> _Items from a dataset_
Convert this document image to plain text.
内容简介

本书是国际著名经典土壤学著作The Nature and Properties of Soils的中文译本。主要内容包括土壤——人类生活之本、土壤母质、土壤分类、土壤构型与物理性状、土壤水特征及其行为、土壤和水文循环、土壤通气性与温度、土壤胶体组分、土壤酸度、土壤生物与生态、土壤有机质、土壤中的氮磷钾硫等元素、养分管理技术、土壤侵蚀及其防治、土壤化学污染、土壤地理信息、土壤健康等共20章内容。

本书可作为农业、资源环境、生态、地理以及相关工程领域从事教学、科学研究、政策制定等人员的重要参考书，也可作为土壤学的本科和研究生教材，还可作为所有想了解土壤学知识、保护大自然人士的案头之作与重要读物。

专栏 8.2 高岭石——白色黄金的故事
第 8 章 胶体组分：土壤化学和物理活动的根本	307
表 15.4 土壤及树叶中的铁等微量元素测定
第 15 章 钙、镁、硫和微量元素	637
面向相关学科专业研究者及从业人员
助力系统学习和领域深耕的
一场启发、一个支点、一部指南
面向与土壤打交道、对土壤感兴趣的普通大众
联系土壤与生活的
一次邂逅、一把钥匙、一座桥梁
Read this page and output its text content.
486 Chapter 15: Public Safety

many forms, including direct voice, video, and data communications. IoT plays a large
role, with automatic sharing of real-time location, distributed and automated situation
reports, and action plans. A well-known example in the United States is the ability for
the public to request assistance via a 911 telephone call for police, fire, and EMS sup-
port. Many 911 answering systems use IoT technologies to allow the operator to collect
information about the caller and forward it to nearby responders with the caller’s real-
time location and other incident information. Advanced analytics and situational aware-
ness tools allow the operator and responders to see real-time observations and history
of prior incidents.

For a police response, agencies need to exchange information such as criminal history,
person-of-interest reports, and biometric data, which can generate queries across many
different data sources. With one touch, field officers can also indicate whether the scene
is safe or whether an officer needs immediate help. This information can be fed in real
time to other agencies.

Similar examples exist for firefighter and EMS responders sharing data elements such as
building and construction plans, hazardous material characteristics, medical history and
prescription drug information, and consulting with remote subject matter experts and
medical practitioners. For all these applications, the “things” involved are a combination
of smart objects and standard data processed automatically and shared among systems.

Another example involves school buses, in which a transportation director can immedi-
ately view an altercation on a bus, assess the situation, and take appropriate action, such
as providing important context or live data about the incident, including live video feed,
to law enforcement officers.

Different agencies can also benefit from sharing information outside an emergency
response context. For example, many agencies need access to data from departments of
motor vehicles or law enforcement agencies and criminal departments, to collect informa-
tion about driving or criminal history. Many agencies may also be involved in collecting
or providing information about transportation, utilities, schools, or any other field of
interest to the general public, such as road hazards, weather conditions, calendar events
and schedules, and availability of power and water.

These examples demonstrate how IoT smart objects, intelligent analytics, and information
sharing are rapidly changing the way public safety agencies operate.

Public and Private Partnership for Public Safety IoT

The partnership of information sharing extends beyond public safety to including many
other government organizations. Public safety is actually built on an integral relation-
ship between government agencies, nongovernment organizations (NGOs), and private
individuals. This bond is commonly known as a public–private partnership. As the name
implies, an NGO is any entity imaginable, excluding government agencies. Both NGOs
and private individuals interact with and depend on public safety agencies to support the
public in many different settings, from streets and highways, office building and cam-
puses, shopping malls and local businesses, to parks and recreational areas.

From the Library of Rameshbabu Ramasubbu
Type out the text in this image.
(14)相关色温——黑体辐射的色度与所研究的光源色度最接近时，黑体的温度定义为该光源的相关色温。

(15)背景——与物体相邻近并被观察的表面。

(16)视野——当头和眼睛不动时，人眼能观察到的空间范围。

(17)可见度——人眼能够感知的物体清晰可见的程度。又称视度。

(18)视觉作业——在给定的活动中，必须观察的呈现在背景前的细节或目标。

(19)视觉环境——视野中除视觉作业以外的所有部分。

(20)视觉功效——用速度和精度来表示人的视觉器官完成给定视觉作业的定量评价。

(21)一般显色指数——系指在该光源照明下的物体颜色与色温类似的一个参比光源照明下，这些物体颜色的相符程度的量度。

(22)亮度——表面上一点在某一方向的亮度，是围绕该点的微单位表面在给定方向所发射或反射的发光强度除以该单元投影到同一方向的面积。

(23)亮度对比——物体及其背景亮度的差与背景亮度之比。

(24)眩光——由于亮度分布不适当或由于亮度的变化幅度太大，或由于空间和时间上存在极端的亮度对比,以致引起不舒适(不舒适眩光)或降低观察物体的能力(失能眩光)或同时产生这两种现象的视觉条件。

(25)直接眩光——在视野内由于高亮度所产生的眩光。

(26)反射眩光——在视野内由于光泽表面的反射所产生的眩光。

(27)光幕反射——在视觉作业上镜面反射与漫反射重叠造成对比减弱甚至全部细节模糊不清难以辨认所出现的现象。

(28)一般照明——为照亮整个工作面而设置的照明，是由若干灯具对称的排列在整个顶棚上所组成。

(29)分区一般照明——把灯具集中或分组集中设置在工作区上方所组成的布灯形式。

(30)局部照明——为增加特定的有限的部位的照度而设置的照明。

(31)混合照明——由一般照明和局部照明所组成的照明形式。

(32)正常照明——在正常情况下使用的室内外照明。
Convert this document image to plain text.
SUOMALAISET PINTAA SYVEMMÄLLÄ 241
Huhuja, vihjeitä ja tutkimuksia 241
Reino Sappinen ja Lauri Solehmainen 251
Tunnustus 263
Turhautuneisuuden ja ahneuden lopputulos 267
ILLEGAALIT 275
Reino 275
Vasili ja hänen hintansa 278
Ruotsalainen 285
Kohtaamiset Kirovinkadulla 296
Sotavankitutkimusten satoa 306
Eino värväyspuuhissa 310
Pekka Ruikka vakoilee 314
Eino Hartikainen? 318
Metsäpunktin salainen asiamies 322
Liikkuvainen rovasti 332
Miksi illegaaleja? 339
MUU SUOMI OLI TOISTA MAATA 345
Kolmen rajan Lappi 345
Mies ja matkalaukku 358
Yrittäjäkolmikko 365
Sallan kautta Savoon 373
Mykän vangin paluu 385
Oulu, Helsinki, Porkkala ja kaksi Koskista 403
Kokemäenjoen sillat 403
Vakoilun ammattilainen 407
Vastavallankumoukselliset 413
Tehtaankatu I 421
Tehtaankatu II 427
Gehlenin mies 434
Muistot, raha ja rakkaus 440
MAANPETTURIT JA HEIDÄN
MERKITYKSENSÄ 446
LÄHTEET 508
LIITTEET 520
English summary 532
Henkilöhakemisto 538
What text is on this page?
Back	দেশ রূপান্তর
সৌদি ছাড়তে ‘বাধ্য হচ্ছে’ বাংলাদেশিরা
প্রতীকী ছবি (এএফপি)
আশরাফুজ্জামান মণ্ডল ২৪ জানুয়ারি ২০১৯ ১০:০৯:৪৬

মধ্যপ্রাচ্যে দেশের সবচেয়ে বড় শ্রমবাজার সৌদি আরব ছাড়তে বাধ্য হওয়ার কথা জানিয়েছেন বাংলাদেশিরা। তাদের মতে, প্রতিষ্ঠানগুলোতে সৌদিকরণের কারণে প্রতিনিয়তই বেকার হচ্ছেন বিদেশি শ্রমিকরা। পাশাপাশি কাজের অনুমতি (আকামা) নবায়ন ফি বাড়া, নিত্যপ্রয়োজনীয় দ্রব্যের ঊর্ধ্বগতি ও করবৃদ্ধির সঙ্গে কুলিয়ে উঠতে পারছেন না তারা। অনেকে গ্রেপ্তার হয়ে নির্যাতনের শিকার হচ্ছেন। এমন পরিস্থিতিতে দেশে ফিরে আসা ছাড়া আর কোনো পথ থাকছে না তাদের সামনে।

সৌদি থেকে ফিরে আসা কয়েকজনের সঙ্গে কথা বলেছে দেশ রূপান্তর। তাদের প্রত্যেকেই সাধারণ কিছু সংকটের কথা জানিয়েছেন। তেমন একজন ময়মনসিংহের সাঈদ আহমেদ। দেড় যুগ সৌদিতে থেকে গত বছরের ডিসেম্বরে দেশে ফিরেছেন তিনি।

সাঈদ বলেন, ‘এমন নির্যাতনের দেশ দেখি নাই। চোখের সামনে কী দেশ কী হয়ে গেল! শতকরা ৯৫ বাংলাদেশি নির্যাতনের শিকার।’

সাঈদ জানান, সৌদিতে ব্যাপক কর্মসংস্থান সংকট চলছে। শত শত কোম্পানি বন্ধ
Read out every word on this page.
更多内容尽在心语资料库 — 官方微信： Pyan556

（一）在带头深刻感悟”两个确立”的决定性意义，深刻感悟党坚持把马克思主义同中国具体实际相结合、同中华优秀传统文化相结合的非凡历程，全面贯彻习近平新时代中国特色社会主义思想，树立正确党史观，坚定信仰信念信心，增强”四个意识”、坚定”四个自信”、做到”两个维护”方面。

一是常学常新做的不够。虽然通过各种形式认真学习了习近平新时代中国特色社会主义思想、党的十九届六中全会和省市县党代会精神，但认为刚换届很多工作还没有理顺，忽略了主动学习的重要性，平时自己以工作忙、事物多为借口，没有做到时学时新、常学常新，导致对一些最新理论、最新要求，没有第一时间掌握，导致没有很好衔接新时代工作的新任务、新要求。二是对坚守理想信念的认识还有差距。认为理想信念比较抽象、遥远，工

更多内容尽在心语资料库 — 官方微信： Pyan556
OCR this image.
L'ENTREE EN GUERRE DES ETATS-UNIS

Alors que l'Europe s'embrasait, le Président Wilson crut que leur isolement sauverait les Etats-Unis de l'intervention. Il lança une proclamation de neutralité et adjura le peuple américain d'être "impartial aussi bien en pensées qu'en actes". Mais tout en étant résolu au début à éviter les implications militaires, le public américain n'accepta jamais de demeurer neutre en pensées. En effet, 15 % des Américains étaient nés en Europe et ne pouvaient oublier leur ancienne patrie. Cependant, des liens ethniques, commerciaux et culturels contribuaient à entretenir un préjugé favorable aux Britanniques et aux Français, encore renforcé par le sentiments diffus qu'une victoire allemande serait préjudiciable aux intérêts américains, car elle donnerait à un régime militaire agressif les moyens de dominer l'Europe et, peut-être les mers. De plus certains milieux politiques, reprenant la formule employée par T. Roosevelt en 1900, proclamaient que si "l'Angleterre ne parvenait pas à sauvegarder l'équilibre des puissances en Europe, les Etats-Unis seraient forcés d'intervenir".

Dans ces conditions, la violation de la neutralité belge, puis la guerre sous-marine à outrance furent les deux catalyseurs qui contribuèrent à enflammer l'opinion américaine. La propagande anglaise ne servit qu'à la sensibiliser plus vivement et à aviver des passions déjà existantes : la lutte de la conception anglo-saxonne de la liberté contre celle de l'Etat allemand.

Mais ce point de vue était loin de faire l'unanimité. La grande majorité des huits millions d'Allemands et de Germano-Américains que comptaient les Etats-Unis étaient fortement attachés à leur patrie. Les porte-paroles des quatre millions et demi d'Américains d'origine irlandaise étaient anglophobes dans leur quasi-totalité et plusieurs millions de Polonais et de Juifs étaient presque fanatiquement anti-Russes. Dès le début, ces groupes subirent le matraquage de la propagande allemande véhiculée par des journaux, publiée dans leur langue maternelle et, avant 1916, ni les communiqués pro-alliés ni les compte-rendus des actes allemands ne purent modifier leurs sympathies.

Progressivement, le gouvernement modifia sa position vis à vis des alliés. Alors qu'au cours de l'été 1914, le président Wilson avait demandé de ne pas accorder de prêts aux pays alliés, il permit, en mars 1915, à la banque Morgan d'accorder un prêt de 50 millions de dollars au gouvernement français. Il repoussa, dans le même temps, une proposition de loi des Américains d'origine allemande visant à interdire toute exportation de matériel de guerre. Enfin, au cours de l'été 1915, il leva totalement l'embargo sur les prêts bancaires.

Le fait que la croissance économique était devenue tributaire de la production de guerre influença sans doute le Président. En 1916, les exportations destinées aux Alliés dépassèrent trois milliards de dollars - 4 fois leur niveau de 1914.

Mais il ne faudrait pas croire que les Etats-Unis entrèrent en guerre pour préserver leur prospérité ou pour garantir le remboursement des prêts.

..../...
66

> _What is expected_
Search the lines above for the string "departments" and copy each line that has it.

> _Correct result_
response context. For example, many agencies need access to data from departments of
motor vehicles or law enforcement agencies and criminal departments, to collect informa-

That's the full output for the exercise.